» **TASK DATA**:
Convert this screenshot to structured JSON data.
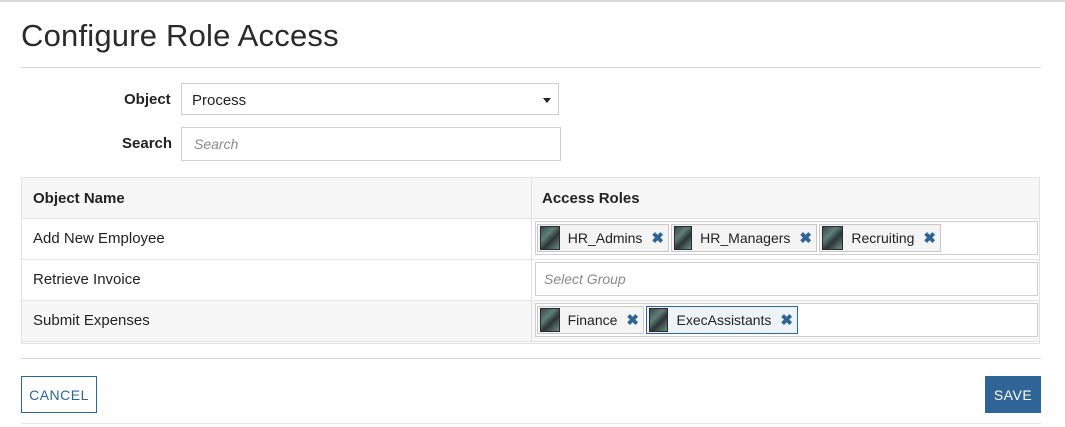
{
  "page": {
    "title": "Configure Role Access"
  },
  "form": {
    "object_label": "Object",
    "object_value": "Process",
    "search_label": "Search",
    "search_placeholder": "Search"
  },
  "table": {
    "headers": {
      "name": "Object Name",
      "roles": "Access Roles"
    },
    "rows": [
      {
        "name": "Add New Employee",
        "roles": [
          "HR_Admins",
          "HR_Managers",
          "Recruiting"
        ]
      },
      {
        "name": "Retrieve Invoice",
        "roles": [],
        "placeholder": "Select Group"
      },
      {
        "name": "Submit Expenses",
        "roles": [
          "Finance",
          "ExecAssistants"
        ]
      }
    ]
  },
  "icons": {
    "tag_remove": "close-icon",
    "dropdown": "chevron-down-icon",
    "role_avatar": "group-avatar-icon"
  },
  "buttons": {
    "cancel": "CANCEL",
    "save": "SAVE"
  },
  "colors": {
    "accent": "#2f6496",
    "border": "#cfcfcf",
    "row_alt": "#f7f7f7"
  }
}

» **WRITTEN INSTRUCTION**: Every record is to be reproduced exactly, with no pictures included.

» **TASK RESPONSE**:
Convert this screenshot to structured JSON data.
{
  "page": {
    "title": "Configure Role Access"
  },
  "form": {
    "object_label": "Object",
    "object_value": "Process",
    "search_label": "Search",
    "search_placeholder": "Search"
  },
  "table": {
    "headers": {
      "name": "Object Name",
      "roles": "Access Roles"
    },
    "rows": [
      {
        "name": "Add New Employee",
        "roles": [
          "HR_Admins",
          "HR_Managers",
          "Recruiting"
        ]
      },
      {
        "name": "Retrieve Invoice",
        "roles": [],
        "placeholder": "Select Group"
      },
      {
        "name": "Submit Expenses",
        "roles": [
          "Finance",
          "ExecAssistants"
        ]
      }
    ]
  },
  "icons": {
    "tag_remove": "close-icon",
    "dropdown": "chevron-down-icon",
    "role_avatar": "group-avatar-icon"
  },
  "buttons": {
    "cancel": "CANCEL",
    "save": "SAVE"
  },
  "colors": {
    "accent": "#2f6496",
    "border": "#cfcfcf",
    "row_alt": "#f7f7f7"
  }
}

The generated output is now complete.